[TEXT PASSAGE — start]
This technique – which eschews hardware ray tracing – makes it so that objects rarely ever look like they are glowing and out of place, but to ensure speed, reflections only get colour via screen-space information. Reflections become grey-toned if the objects in them move out of view. This technique applies to direct lighting too, as well as ambient occlusion, though Teardown doesn’t deliver full-on global illumination.
That’s all about offering up solid performance, where Teardown works very well overall, bar some odd issues on Xbox Series consoles (specifically Series X). In the fidelity mode, Xbox Series X and PlayStation 5 run the game internally at 1620p, targeting 60 frames per second – and based on comparisons to PC, it’s running with graphical quality settings maxed out.
By comparison, Series S runs the game with an internal resolution of 864p, with only one rendering mode. The truth is, it looks rather blurry and rough, but at least it targets 60 frames per second and does a creditable job of staying there. PS5 and Series X also have performance modes which run at 1080p internally, which is just about enough to service the game’s visual aesthetic. This can run with both 60fps and 120fps targets on the higher-end consoles.
[TEXT PASSAGE — finish]
[SUPPLIED DATA — start]
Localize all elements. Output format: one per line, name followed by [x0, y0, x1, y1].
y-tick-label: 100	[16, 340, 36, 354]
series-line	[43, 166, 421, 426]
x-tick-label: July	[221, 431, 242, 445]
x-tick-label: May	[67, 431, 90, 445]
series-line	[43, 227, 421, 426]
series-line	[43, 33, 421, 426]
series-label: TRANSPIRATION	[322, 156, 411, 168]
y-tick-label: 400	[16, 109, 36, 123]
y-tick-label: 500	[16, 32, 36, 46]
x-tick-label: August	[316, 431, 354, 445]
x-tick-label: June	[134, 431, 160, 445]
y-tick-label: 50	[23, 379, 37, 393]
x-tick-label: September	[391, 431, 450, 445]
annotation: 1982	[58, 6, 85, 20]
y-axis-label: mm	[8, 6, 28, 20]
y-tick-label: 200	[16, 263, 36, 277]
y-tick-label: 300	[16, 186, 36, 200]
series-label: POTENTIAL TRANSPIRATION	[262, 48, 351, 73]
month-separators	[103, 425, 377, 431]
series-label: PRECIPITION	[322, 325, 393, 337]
[SUPPLIED DATA — finish]
## QUESTIONS TO ANSWER
[A] Reproduce the Teardown passage word for word, beginning at the words "This technique –" and stopping after "settings maxed out.".
[B] Using the Teardown passage, answer the following:
(i) What happens to reflections when the objects in them move out of view?
(ii) At what internal resolution does Series S run the game?
(iii) At what internal resolution do the performance modes on PS5 and Series X run?

## SOLUTION LIST
[A]
This technique – which eschews hardware ray tracing – makes it so that objects rarely ever look like they are glowing and out of place, but to ensure speed, reflections only get colour via screen-space information. Reflections become grey-toned if the objects in them move out of view. This technique applies to direct lighting too, as well as ambient occlusion, though Teardown doesn’t deliver full-on global illumination.
That’s all about offering up solid performance, where Teardown works very well overall, bar some odd issues on Xbox Series consoles (specifically Series X). In the fidelity mode, Xbox Series X and PlayStation 5 run the game internally at 1620p, targeting 60 frames per second – and based on comparisons to PC, it’s running with graphical quality settings maxed out.

[B]
(i) They become grey-toned.
(ii) 864p.
(iii) 1080p.